• **TASK BRIEF**: All of the material should be reproduced exactly, with pictures left out.

• **STORED ROWS**:
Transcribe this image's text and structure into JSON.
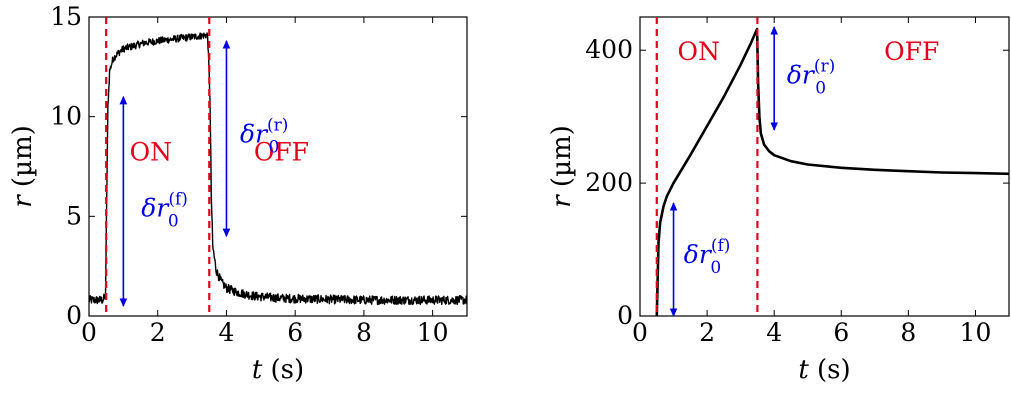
{
  "chart_data": [
    {
      "type": "line",
      "title": "",
      "xlabel": "t (s)",
      "ylabel": "r (µm)",
      "xlim": [
        0,
        11
      ],
      "ylim": [
        0,
        15
      ],
      "xticks": [
        0,
        2,
        4,
        6,
        8,
        10
      ],
      "yticks": [
        0,
        5,
        10,
        15
      ],
      "grid": false,
      "noisy": true,
      "series": [
        {
          "color": "#000000",
          "x": [
            0,
            0.4,
            0.48,
            0.52,
            0.55,
            0.6,
            0.7,
            0.85,
            1.0,
            1.3,
            1.6,
            2.0,
            2.5,
            3.0,
            3.45,
            3.52,
            3.56,
            3.6,
            3.7,
            3.85,
            4.0,
            4.3,
            4.8,
            5.5,
            6.5,
            8.0,
            9.5,
            11.0
          ],
          "y": [
            0.8,
            0.8,
            1.0,
            6.5,
            10.5,
            12.3,
            12.9,
            13.2,
            13.4,
            13.55,
            13.7,
            13.8,
            13.9,
            14.0,
            14.1,
            11.0,
            6.0,
            3.5,
            2.3,
            1.7,
            1.4,
            1.2,
            1.0,
            0.9,
            0.85,
            0.8,
            0.8,
            0.8
          ]
        }
      ],
      "vlines": [
        {
          "x": 0.5,
          "color": "#e3001b",
          "style": "dashed"
        },
        {
          "x": 3.5,
          "color": "#e3001b",
          "style": "dashed"
        }
      ],
      "arrows": [
        {
          "x": 1.0,
          "y_from": 0.5,
          "y_to": 11.0,
          "color": "#0000e0"
        },
        {
          "x": 4.0,
          "y_from": 4.0,
          "y_to": 13.8,
          "color": "#0000e0"
        }
      ],
      "annotations": [
        {
          "id": "on",
          "base": "ON",
          "sup": "",
          "color": "#e3001b",
          "x": 1.8,
          "y": 7.8
        },
        {
          "id": "off",
          "base": "OFF",
          "sup": "",
          "color": "#e3001b",
          "x": 5.6,
          "y": 7.8
        },
        {
          "id": "df",
          "base": "δr",
          "sub": "0",
          "sup": "(f)",
          "color": "#0000e0",
          "x": 2.2,
          "y": 5.0
        },
        {
          "id": "dr",
          "base": "δr",
          "sub": "0",
          "sup": "(r)",
          "color": "#0000e0",
          "x": 5.1,
          "y": 8.7
        }
      ]
    },
    {
      "type": "line",
      "title": "",
      "xlabel": "t (s)",
      "ylabel": "r (µm)",
      "xlim": [
        0,
        11
      ],
      "ylim": [
        0,
        450
      ],
      "xticks": [
        0,
        2,
        4,
        6,
        8,
        10
      ],
      "yticks": [
        0,
        200,
        400
      ],
      "grid": false,
      "noisy": false,
      "series": [
        {
          "color": "#000000",
          "x": [
            0.5,
            0.55,
            0.6,
            0.7,
            0.8,
            1.0,
            1.2,
            1.5,
            2.0,
            2.5,
            3.0,
            3.3,
            3.49,
            3.52,
            3.56,
            3.6,
            3.7,
            3.85,
            4.0,
            4.5,
            5.0,
            6.0,
            7.0,
            8.0,
            9.0,
            10.0,
            11.0
          ],
          "y": [
            0,
            110,
            140,
            165,
            180,
            200,
            217,
            242,
            286,
            330,
            378,
            410,
            432,
            350,
            300,
            275,
            258,
            248,
            242,
            233,
            228,
            223,
            220,
            218,
            216,
            215,
            214
          ]
        }
      ],
      "vlines": [
        {
          "x": 0.5,
          "color": "#e3001b",
          "style": "dashed"
        },
        {
          "x": 3.5,
          "color": "#e3001b",
          "style": "dashed"
        }
      ],
      "arrows": [
        {
          "x": 1.0,
          "y_from": 0,
          "y_to": 170,
          "color": "#0000e0"
        },
        {
          "x": 4.0,
          "y_from": 280,
          "y_to": 435,
          "color": "#0000e0"
        }
      ],
      "annotations": [
        {
          "id": "on",
          "base": "ON",
          "sup": "",
          "color": "#e3001b",
          "x": 1.75,
          "y": 385
        },
        {
          "id": "off",
          "base": "OFF",
          "sup": "",
          "color": "#e3001b",
          "x": 8.1,
          "y": 385
        },
        {
          "id": "df",
          "base": "δr",
          "sub": "0",
          "sup": "(f)",
          "color": "#0000e0",
          "x": 2.0,
          "y": 80
        },
        {
          "id": "dr",
          "base": "δr",
          "sub": "0",
          "sup": "(r)",
          "color": "#0000e0",
          "x": 5.1,
          "y": 350
        }
      ]
    }
  ]
}
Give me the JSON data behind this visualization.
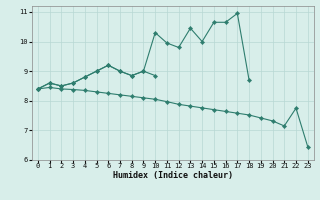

• **EXPECTED ANSWER**:
Transcribe this image's text and structure into JSON.
{
  "chart_data": [
    {
      "type": "line",
      "title": "",
      "xlabel": "t (s)",
      "ylabel": "r (µm)",
      "xlim": [
        0,
        11
      ],
      "ylim": [
        0,
        15
      ],
      "xticks": [
        0,
        2,
        4,
        6,
        8,
        10
      ],
      "yticks": [
        0,
        5,
        10,
        15
      ],
      "grid": false,
      "noisy": true,
      "series": [
        {
          "color": "#000000",
          "x": [
            0,
            0.4,
            0.48,
            0.52,
            0.55,
            0.6,
            0.7,
            0.85,
            1.0,
            1.3,
            1.6,
            2.0,
            2.5,
            3.0,
            3.45,
            3.52,
            3.56,
            3.6,
            3.7,
            3.85,
            4.0,
            4.3,
            4.8,
            5.5,
            6.5,
            8.0,
            9.5,
            11.0
          ],
          "y": [
            0.8,
            0.8,
            1.0,
            6.5,
            10.5,
            12.3,
            12.9,
            13.2,
            13.4,
            13.55,
            13.7,
            13.8,
            13.9,
            14.0,
            14.1,
            11.0,
            6.0,
            3.5,
            2.3,
            1.7,
            1.4,
            1.2,
            1.0,
            0.9,
            0.85,
            0.8,
            0.8,
            0.8
          ]
        }
      ],
      "vlines": [
        {
          "x": 0.5,
          "color": "#e3001b",
          "style": "dashed"
        },
        {
          "x": 3.5,
          "color": "#e3001b",
          "style": "dashed"
        }
      ],
      "arrows": [
        {
          "x": 1.0,
          "y_from": 0.5,
          "y_to": 11.0,
          "color": "#0000e0"
        },
        {
          "x": 4.0,
          "y_from": 4.0,
          "y_to": 13.8,
          "color": "#0000e0"
        }
      ],
      "annotations": [
        {
          "id": "on",
          "base": "ON",
          "sup": "",
          "color": "#e3001b",
          "x": 1.8,
          "y": 7.8
        },
        {
          "id": "off",
          "base": "OFF",
          "sup": "",
          "color": "#e3001b",
          "x": 5.6,
          "y": 7.8
        },
        {
          "id": "df",
          "base": "δr",
          "sub": "0",
          "sup": "(f)",
          "color": "#0000e0",
          "x": 2.2,
          "y": 5.0
        },
        {
          "id": "dr",
          "base": "δr",
          "sub": "0",
          "sup": "(r)",
          "color": "#0000e0",
          "x": 5.1,
          "y": 8.7
        }
      ]
    },
    {
      "type": "line",
      "title": "",
      "xlabel": "t (s)",
      "ylabel": "r (µm)",
      "xlim": [
        0,
        11
      ],
      "ylim": [
        0,
        450
      ],
      "xticks": [
        0,
        2,
        4,
        6,
        8,
        10
      ],
      "yticks": [
        0,
        200,
        400
      ],
      "grid": false,
      "noisy": false,
      "series": [
        {
          "color": "#000000",
          "x": [
            0.5,
            0.55,
            0.6,
            0.7,
            0.8,
            1.0,
            1.2,
            1.5,
            2.0,
            2.5,
            3.0,
            3.3,
            3.49,
            3.52,
            3.56,
            3.6,
            3.7,
            3.85,
            4.0,
            4.5,
            5.0,
            6.0,
            7.0,
            8.0,
            9.0,
            10.0,
            11.0
          ],
          "y": [
            0,
            110,
            140,
            165,
            180,
            200,
            217,
            242,
            286,
            330,
            378,
            410,
            432,
            350,
            300,
            275,
            258,
            248,
            242,
            233,
            228,
            223,
            220,
            218,
            216,
            215,
            214
          ]
        }
      ],
      "vlines": [
        {
          "x": 0.5,
          "color": "#e3001b",
          "style": "dashed"
        },
        {
          "x": 3.5,
          "color": "#e3001b",
          "style": "dashed"
        }
      ],
      "arrows": [
        {
          "x": 1.0,
          "y_from": 0,
          "y_to": 170,
          "color": "#0000e0"
        },
        {
          "x": 4.0,
          "y_from": 280,
          "y_to": 435,
          "color": "#0000e0"
        }
      ],
      "annotations": [
        {
          "id": "on",
          "base": "ON",
          "sup": "",
          "color": "#e3001b",
          "x": 1.75,
          "y": 385
        },
        {
          "id": "off",
          "base": "OFF",
          "sup": "",
          "color": "#e3001b",
          "x": 8.1,
          "y": 385
        },
        {
          "id": "df",
          "base": "δr",
          "sub": "0",
          "sup": "(f)",
          "color": "#0000e0",
          "x": 2.0,
          "y": 80
        },
        {
          "id": "dr",
          "base": "δr",
          "sub": "0",
          "sup": "(r)",
          "color": "#0000e0",
          "x": 5.1,
          "y": 350
        }
      ]
    }
  ]
}
Give me the JSON data behind this visualization.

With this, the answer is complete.